▶ _Entries supplied_
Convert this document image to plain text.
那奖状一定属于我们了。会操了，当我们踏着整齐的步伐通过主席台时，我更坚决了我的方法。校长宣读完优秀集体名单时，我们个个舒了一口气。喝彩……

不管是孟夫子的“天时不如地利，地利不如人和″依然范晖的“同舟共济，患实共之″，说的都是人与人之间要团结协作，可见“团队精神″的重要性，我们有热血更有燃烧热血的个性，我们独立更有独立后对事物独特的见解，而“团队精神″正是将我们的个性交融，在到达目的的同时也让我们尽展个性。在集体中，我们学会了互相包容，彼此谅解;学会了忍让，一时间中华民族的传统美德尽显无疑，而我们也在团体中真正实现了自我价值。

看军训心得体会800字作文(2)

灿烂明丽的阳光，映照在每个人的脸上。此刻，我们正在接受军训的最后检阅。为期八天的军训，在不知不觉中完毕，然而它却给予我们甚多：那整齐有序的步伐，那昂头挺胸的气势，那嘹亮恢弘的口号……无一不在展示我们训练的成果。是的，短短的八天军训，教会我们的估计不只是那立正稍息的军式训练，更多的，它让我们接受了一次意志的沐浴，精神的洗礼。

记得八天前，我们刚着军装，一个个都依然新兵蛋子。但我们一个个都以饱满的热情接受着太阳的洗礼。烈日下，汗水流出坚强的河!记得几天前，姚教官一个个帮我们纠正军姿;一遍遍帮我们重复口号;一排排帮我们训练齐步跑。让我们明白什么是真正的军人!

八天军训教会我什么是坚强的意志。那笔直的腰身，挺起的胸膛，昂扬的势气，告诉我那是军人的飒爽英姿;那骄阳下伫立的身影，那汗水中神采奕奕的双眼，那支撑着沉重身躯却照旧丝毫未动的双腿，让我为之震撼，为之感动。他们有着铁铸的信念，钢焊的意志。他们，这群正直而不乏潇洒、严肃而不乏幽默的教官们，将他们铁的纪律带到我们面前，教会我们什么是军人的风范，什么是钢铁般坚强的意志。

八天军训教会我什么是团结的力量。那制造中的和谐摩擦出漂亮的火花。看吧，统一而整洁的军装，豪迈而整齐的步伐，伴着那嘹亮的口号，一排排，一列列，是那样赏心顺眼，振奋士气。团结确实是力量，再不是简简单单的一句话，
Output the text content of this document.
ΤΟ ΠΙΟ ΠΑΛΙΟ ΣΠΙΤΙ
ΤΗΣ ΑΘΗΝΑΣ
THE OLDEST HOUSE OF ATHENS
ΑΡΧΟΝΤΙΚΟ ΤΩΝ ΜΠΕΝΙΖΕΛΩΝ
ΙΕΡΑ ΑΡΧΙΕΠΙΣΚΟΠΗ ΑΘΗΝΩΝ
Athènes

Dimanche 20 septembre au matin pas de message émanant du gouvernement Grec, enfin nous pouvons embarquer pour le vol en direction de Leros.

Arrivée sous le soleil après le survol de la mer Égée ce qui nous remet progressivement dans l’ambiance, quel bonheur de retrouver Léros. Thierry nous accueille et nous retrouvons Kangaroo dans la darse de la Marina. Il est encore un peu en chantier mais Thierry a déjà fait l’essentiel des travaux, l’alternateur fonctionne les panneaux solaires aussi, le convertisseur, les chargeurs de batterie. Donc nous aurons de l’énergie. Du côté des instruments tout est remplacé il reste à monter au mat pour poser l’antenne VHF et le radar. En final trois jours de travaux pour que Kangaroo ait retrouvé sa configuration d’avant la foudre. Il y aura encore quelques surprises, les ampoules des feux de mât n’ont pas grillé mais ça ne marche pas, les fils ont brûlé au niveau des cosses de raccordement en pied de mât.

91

▶ _Directive_
Transcribe all of the material exactly. Omit nothing.

▶ _The answer_
Convert this document image to plain text.
那奖状一定属于我们了。会操了，当我们踏着整齐的步伐通过主席台时，我更坚决了我的方法。校长宣读完优秀集体名单时，我们个个舒了一口气。喝彩……

不管是孟夫子的“天时不如地利，地利不如人和″依然范晖的“同舟共济，患实共之″，说的都是人与人之间要团结协作，可见“团队精神″的重要性，我们有热血更有燃烧热血的个性，我们独立更有独立后对事物独特的见解，而“团队精神″正是将我们的个性交融，在到达目的的同时也让我们尽展个性。在集体中，我们学会了互相包容，彼此谅解;学会了忍让，一时间中华民族的传统美德尽显无疑，而我们也在团体中真正实现了自我价值。

看军训心得体会800字作文(2)

灿烂明丽的阳光，映照在每个人的脸上。此刻，我们正在接受军训的最后检阅。为期八天的军训，在不知不觉中完毕，然而它却给予我们甚多：那整齐有序的步伐，那昂头挺胸的气势，那嘹亮恢弘的口号……无一不在展示我们训练的成果。是的，短短的八天军训，教会我们的估计不只是那立正稍息的军式训练，更多的，它让我们接受了一次意志的沐浴，精神的洗礼。

记得八天前，我们刚着军装，一个个都依然新兵蛋子。但我们一个个都以饱满的热情接受着太阳的洗礼。烈日下，汗水流出坚强的河!记得几天前，姚教官一个个帮我们纠正军姿;一遍遍帮我们重复口号;一排排帮我们训练齐步跑。让我们明白什么是真正的军人!

八天军训教会我什么是坚强的意志。那笔直的腰身，挺起的胸膛，昂扬的势气，告诉我那是军人的飒爽英姿;那骄阳下伫立的身影，那汗水中神采奕奕的双眼，那支撑着沉重身躯却照旧丝毫未动的双腿，让我为之震撼，为之感动。他们有着铁铸的信念，钢焊的意志。他们，这群正直而不乏潇洒、严肃而不乏幽默的教官们，将他们铁的纪律带到我们面前，教会我们什么是军人的风范，什么是钢铁般坚强的意志。

八天军训教会我什么是团结的力量。那制造中的和谐摩擦出漂亮的火花。看吧，统一而整洁的军装，豪迈而整齐的步伐，伴着那嘹亮的口号，一排排，一列列，是那样赏心顺眼，振奋士气。团结确实是力量，再不是简简单单的一句话，
Output the text content of this document.
ΤΟ ΠΙΟ ΠΑΛΙΟ ΣΠΙΤΙ
ΤΗΣ ΑΘΗΝΑΣ
THE OLDEST HOUSE OF ATHENS
ΑΡΧΟΝΤΙΚΟ ΤΩΝ ΜΠΕΝΙΖΕΛΩΝ
ΙΕΡΑ ΑΡΧΙΕΠΙΣΚΟΠΗ ΑΘΗΝΩΝ
Athènes

Dimanche 20 septembre au matin pas de message émanant du gouvernement Grec, enfin nous pouvons embarquer pour le vol en direction de Leros.

Arrivée sous le soleil après le survol de la mer Égée ce qui nous remet progressivement dans l’ambiance, quel bonheur de retrouver Léros. Thierry nous accueille et nous retrouvons Kangaroo dans la darse de la Marina. Il est encore un peu en chantier mais Thierry a déjà fait l’essentiel des travaux, l’alternateur fonctionne les panneaux solaires aussi, le convertisseur, les chargeurs de batterie. Donc nous aurons de l’énergie. Du côté des instruments tout est remplacé il reste à monter au mat pour poser l’antenne VHF et le radar. En final trois jours de travaux pour que Kangaroo ait retrouvé sa configuration d’avant la foudre. Il y aura encore quelques surprises, les ampoules des feux de mât n’ont pas grillé mais ça ne marche pas, les fils ont brûlé au niveau des cosses de raccordement en pied de mât.

91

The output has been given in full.